Exercise objective
Using the records below, locate all lines containing "puntos" and return them.

"""

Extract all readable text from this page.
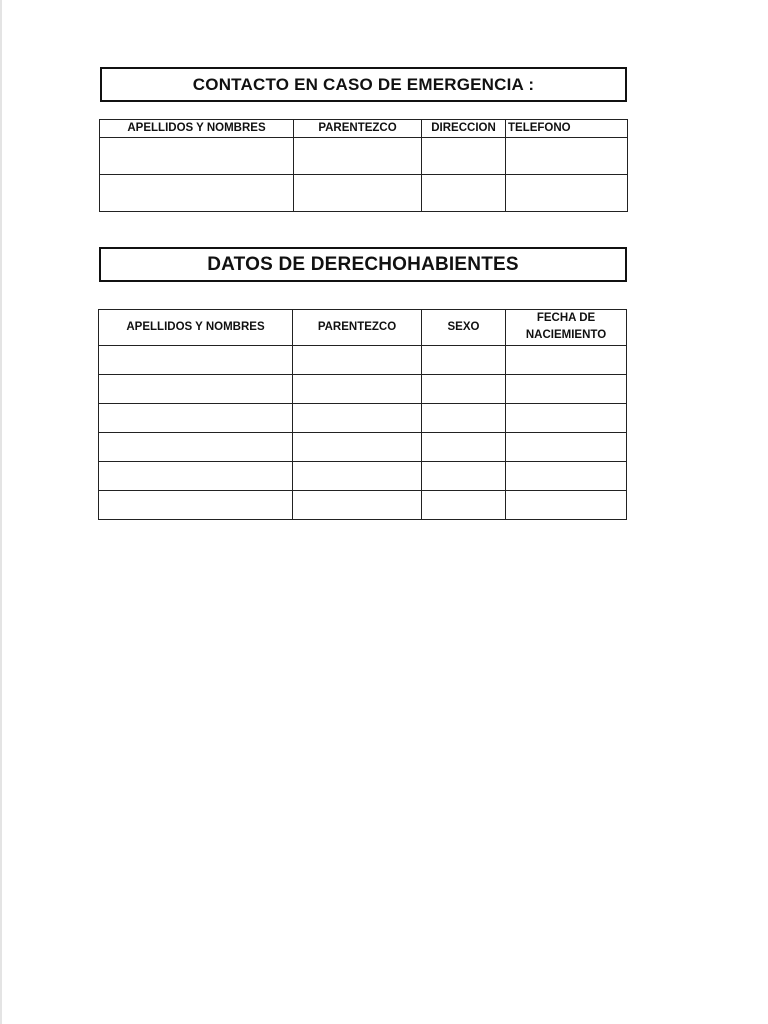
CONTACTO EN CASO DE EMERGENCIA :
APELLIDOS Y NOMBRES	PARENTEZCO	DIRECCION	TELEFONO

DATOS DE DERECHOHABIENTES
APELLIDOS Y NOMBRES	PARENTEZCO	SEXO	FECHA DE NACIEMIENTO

"""
"""

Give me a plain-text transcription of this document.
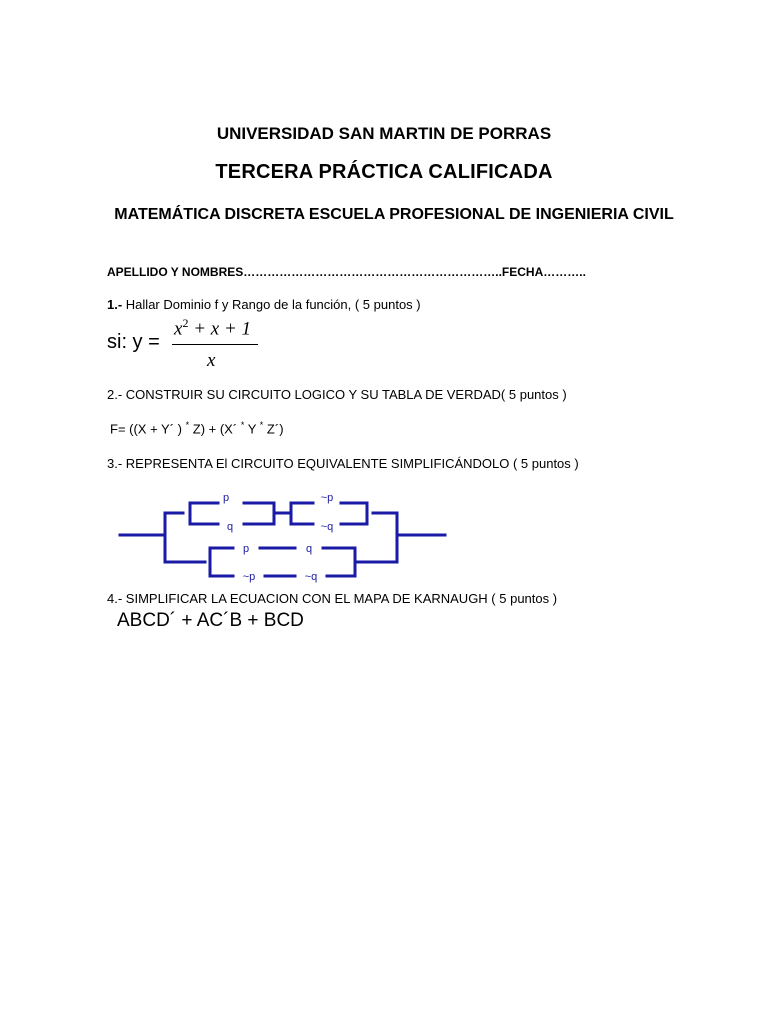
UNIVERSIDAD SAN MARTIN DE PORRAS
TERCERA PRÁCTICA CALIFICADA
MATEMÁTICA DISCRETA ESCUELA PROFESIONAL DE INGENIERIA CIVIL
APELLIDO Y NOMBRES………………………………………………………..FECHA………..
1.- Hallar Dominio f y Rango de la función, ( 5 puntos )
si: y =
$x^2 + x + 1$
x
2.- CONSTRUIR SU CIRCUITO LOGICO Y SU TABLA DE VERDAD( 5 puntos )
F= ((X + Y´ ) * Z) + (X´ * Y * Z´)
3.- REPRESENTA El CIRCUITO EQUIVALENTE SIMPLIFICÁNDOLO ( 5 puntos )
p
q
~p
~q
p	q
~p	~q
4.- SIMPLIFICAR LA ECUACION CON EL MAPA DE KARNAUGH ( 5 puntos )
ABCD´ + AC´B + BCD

"""
"""

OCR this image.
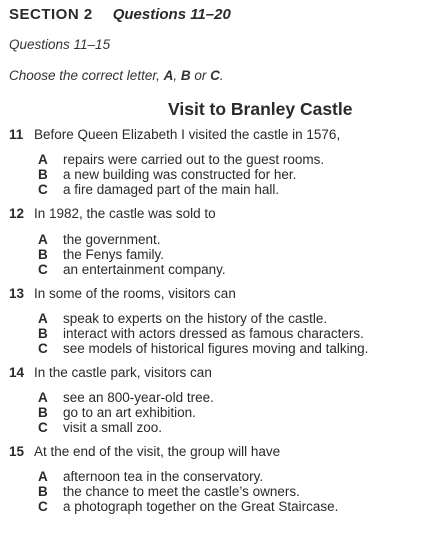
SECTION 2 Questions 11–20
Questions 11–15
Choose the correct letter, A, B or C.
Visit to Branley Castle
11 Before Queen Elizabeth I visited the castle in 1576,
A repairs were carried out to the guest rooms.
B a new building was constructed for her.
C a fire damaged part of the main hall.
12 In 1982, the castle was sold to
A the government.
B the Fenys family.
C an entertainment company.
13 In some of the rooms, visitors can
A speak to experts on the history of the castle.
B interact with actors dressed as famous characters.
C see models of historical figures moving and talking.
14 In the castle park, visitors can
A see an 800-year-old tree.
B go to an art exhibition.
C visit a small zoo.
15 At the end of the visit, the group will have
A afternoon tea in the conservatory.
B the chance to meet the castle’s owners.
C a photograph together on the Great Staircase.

"""

Result of this exercise
1.- Hallar Dominio f y Rango de la función, ( 5 puntos )
2.- CONSTRUIR SU CIRCUITO LOGICO Y SU TABLA DE VERDAD( 5 puntos )
3.- REPRESENTA El CIRCUITO EQUIVALENTE SIMPLIFICÁNDOLO ( 5 puntos )
4.- SIMPLIFICAR LA ECUACION CON EL MAPA DE KARNAUGH ( 5 puntos )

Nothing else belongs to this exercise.